**Short exercise:** Every line of the material below must be repeated exactly.

**** Data extract

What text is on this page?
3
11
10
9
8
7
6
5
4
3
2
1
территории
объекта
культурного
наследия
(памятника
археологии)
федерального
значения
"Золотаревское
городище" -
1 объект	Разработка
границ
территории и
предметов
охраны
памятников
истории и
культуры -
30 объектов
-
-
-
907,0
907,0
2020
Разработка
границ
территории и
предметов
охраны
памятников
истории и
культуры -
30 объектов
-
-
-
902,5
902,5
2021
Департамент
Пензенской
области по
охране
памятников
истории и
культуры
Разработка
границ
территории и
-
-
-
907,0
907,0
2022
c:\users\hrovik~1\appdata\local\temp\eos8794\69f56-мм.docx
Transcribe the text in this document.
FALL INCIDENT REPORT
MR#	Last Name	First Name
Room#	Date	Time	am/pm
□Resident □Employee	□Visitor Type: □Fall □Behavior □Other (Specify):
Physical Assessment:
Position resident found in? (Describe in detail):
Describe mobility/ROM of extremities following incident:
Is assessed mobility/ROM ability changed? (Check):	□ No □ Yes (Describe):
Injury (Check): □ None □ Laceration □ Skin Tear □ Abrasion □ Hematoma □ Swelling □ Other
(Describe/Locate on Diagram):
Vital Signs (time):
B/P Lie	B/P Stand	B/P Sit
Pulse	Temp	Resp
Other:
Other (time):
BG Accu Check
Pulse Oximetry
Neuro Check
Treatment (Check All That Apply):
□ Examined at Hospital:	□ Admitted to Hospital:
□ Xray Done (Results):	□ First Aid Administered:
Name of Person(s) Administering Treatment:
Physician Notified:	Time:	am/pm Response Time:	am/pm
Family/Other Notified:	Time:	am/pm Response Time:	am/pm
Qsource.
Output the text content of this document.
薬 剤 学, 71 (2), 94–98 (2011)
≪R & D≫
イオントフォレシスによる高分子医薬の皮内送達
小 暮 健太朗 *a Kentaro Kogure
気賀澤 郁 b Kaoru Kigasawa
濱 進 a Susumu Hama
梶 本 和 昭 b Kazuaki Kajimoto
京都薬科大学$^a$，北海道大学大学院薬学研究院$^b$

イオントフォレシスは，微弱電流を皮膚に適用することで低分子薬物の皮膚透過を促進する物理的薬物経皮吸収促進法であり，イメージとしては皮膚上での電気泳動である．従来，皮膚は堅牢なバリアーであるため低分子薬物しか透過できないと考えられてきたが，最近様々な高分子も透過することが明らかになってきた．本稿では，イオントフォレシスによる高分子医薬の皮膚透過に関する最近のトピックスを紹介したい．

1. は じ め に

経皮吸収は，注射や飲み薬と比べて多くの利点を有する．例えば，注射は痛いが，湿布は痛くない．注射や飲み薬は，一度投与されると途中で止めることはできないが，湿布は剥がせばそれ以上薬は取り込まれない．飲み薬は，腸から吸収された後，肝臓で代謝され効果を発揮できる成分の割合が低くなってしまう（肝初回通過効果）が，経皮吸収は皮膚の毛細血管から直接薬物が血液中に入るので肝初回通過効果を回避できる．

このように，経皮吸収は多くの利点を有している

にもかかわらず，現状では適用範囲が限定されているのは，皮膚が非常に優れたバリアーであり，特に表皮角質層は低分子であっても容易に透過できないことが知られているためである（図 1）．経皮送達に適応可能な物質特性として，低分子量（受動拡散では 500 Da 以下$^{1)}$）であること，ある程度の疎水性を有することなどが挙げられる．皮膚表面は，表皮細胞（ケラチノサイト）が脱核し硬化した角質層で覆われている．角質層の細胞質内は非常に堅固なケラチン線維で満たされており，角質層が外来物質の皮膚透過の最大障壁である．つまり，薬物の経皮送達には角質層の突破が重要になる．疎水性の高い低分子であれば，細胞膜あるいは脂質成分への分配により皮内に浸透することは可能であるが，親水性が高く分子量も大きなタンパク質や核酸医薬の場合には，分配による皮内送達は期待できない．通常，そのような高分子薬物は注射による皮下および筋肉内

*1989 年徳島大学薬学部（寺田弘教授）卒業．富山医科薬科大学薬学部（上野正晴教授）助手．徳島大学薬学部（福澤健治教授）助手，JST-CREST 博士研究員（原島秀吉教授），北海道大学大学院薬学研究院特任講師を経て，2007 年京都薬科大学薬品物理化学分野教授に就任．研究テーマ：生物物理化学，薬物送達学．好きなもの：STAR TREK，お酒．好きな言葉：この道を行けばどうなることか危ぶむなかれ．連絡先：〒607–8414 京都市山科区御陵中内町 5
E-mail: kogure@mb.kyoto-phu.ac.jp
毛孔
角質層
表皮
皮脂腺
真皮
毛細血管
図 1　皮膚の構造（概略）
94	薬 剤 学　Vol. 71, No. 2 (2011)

********

**Result of this exercise:**
What text is on this page?
3
11
10
9
8
7
6
5
4
3
2
1
территории
объекта
культурного
наследия
(памятника
археологии)
федерального
значения
"Золотаревское
городище" -
1 объект	Разработка
границ
территории и
предметов
охраны
памятников
истории и
культуры -
30 объектов
-
-
-
907,0
907,0
2020
Разработка
границ
территории и
предметов
охраны
памятников
истории и
культуры -
30 объектов
-
-
-
902,5
902,5
2021
Департамент
Пензенской
области по
охране
памятников
истории и
культуры
Разработка
границ
территории и
-
-
-
907,0
907,0
2022
c:\users\hrovik~1\appdata\local\temp\eos8794\69f56-мм.docx
Transcribe the text in this document.
FALL INCIDENT REPORT
MR#	Last Name	First Name
Room#	Date	Time	am/pm
□Resident □Employee	□Visitor Type: □Fall □Behavior □Other (Specify):
Physical Assessment:
Position resident found in? (Describe in detail):
Describe mobility/ROM of extremities following incident:
Is assessed mobility/ROM ability changed? (Check):	□ No □ Yes (Describe):
Injury (Check): □ None □ Laceration □ Skin Tear □ Abrasion □ Hematoma □ Swelling □ Other
(Describe/Locate on Diagram):
Vital Signs (time):
B/P Lie	B/P Stand	B/P Sit
Pulse	Temp	Resp
Other:
Other (time):
BG Accu Check
Pulse Oximetry
Neuro Check
Treatment (Check All That Apply):
□ Examined at Hospital:	□ Admitted to Hospital:
□ Xray Done (Results):	□ First Aid Administered:
Name of Person(s) Administering Treatment:
Physician Notified:	Time:	am/pm Response Time:	am/pm
Family/Other Notified:	Time:	am/pm Response Time:	am/pm
Qsource.
Output the text content of this document.
薬 剤 学, 71 (2), 94–98 (2011)
≪R & D≫
イオントフォレシスによる高分子医薬の皮内送達
小 暮 健太朗 *a Kentaro Kogure
気賀澤 郁 b Kaoru Kigasawa
濱 進 a Susumu Hama
梶 本 和 昭 b Kazuaki Kajimoto
京都薬科大学$^a$，北海道大学大学院薬学研究院$^b$

イオントフォレシスは，微弱電流を皮膚に適用することで低分子薬物の皮膚透過を促進する物理的薬物経皮吸収促進法であり，イメージとしては皮膚上での電気泳動である．従来，皮膚は堅牢なバリアーであるため低分子薬物しか透過できないと考えられてきたが，最近様々な高分子も透過することが明らかになってきた．本稿では，イオントフォレシスによる高分子医薬の皮膚透過に関する最近のトピックスを紹介したい．

1. は じ め に

経皮吸収は，注射や飲み薬と比べて多くの利点を有する．例えば，注射は痛いが，湿布は痛くない．注射や飲み薬は，一度投与されると途中で止めることはできないが，湿布は剥がせばそれ以上薬は取り込まれない．飲み薬は，腸から吸収された後，肝臓で代謝され効果を発揮できる成分の割合が低くなってしまう（肝初回通過効果）が，経皮吸収は皮膚の毛細血管から直接薬物が血液中に入るので肝初回通過効果を回避できる．

このように，経皮吸収は多くの利点を有している

にもかかわらず，現状では適用範囲が限定されているのは，皮膚が非常に優れたバリアーであり，特に表皮角質層は低分子であっても容易に透過できないことが知られているためである（図 1）．経皮送達に適応可能な物質特性として，低分子量（受動拡散では 500 Da 以下$^{1)}$）であること，ある程度の疎水性を有することなどが挙げられる．皮膚表面は，表皮細胞（ケラチノサイト）が脱核し硬化した角質層で覆われている．角質層の細胞質内は非常に堅固なケラチン線維で満たされており，角質層が外来物質の皮膚透過の最大障壁である．つまり，薬物の経皮送達には角質層の突破が重要になる．疎水性の高い低分子であれば，細胞膜あるいは脂質成分への分配により皮内に浸透することは可能であるが，親水性が高く分子量も大きなタンパク質や核酸医薬の場合には，分配による皮内送達は期待できない．通常，そのような高分子薬物は注射による皮下および筋肉内

*1989 年徳島大学薬学部（寺田弘教授）卒業．富山医科薬科大学薬学部（上野正晴教授）助手．徳島大学薬学部（福澤健治教授）助手，JST-CREST 博士研究員（原島秀吉教授），北海道大学大学院薬学研究院特任講師を経て，2007 年京都薬科大学薬品物理化学分野教授に就任．研究テーマ：生物物理化学，薬物送達学．好きなもの：STAR TREK，お酒．好きな言葉：この道を行けばどうなることか危ぶむなかれ．連絡先：〒607–8414 京都市山科区御陵中内町 5
E-mail: kogure@mb.kyoto-phu.ac.jp
毛孔
角質層
表皮
皮脂腺
真皮
毛細血管
図 1　皮膚の構造（概略）
94	薬 剤 学　Vol. 71, No. 2 (2011)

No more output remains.